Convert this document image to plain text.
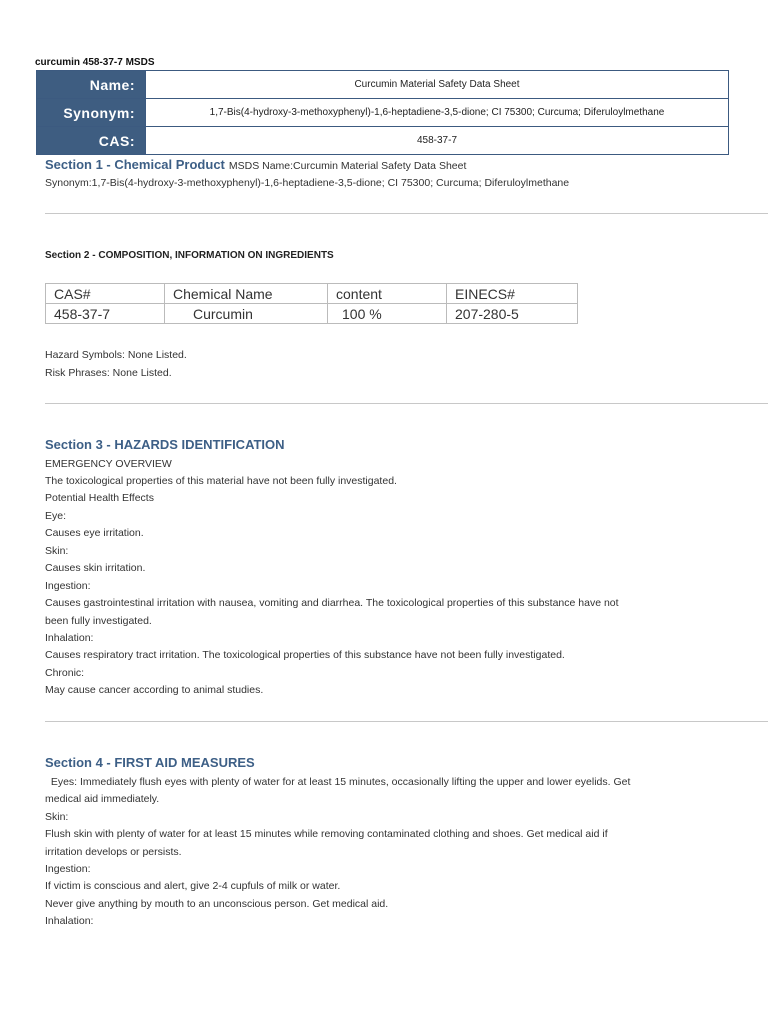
curcumin 458-37-7 MSDS
Name:	Curcumin Material Safety Data Sheet
Synonym:	1,7-Bis(4-hydroxy-3-methoxyphenyl)-1,6-heptadiene-3,5-dione; CI 75300; Curcuma; Diferuloylmethane
CAS:	458-37-7
Section 1 - Chemical Product MSDS Name:Curcumin Material Safety Data Sheet
Synonym:1,7-Bis(4-hydroxy-3-methoxyphenyl)-1,6-heptadiene-3,5-dione; CI 75300; Curcuma; Diferuloylmethane
Section 2 - COMPOSITION, INFORMATION ON INGREDIENTS
CAS#	Chemical Name	content	EINECS#
458-37-7	Curcumin	100 %	207-280-5
Hazard Symbols: None Listed.
Risk Phrases: None Listed.
Section 3 - HAZARDS IDENTIFICATION
EMERGENCY OVERVIEW
The toxicological properties of this material have not been fully investigated.
Potential Health Effects
Eye:
Causes eye irritation.
Skin:
Causes skin irritation.
Ingestion:
Causes gastrointestinal irritation with nausea, vomiting and diarrhea. The toxicological properties of this substance have not
been fully investigated.
Inhalation:
Causes respiratory tract irritation. The toxicological properties of this substance have not been fully investigated.
Chronic:
May cause cancer according to animal studies.
Section 4 - FIRST AID MEASURES
Eyes: Immediately flush eyes with plenty of water for at least 15 minutes, occasionally lifting the upper and lower eyelids. Get
medical aid immediately.
Skin:
Flush skin with plenty of water for at least 15 minutes while removing contaminated clothing and shoes. Get medical aid if
irritation develops or persists.
Ingestion:
If victim is conscious and alert, give 2-4 cupfuls of milk or water.
Never give anything by mouth to an unconscious person. Get medical aid.
Inhalation:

### PROBLEM STATEMENT
List the lines of the records where "minutes" occurs.

### EXERCISE ANSWER
Eyes: Immediately flush eyes with plenty of water for at least 15 minutes, occasionally lifting the upper and lower eyelids. Get
Flush skin with plenty of water for at least 15 minutes while removing contaminated clothing and shoes. Get medical aid if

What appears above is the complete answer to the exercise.